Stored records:

────────────────────────────────────────

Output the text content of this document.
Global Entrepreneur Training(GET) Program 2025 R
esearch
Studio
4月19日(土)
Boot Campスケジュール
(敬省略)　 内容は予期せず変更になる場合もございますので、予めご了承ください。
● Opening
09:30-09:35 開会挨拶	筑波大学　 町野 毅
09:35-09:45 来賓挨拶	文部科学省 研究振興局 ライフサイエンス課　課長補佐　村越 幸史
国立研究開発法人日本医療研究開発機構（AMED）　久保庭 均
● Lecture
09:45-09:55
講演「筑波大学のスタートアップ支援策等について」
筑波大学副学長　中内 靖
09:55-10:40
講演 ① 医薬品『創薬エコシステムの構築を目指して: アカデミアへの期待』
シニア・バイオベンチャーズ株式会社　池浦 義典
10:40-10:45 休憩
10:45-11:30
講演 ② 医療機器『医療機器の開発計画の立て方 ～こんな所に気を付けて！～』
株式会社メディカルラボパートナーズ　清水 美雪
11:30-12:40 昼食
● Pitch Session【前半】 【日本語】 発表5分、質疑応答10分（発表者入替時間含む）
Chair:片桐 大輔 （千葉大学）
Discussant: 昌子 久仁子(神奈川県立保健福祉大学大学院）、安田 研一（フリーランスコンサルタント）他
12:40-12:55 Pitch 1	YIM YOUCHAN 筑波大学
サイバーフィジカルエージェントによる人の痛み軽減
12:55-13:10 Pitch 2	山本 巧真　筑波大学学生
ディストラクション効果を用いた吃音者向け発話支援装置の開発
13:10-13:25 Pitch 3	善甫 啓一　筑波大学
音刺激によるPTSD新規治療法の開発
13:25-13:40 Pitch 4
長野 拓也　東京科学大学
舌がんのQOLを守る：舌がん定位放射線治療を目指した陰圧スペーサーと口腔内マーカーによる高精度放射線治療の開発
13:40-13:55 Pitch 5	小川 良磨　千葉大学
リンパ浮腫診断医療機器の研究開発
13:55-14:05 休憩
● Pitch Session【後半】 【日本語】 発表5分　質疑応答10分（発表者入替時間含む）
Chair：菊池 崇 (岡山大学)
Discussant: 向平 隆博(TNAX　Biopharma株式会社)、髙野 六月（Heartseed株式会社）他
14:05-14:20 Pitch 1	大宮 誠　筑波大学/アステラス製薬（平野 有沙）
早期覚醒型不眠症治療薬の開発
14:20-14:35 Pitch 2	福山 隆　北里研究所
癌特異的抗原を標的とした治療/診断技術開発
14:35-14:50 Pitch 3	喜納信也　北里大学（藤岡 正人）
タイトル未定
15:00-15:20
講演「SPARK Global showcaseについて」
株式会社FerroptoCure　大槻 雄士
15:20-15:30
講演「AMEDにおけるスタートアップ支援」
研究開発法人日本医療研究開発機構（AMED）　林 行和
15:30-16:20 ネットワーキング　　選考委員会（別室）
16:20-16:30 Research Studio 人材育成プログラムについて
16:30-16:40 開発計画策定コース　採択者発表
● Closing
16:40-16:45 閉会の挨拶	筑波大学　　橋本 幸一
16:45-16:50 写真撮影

────────────────────────────────────────

● Your goal
Some lines of the data above may hold the word "発表者入替時間含む"; report how many do, and nothing else.

● Task solution
2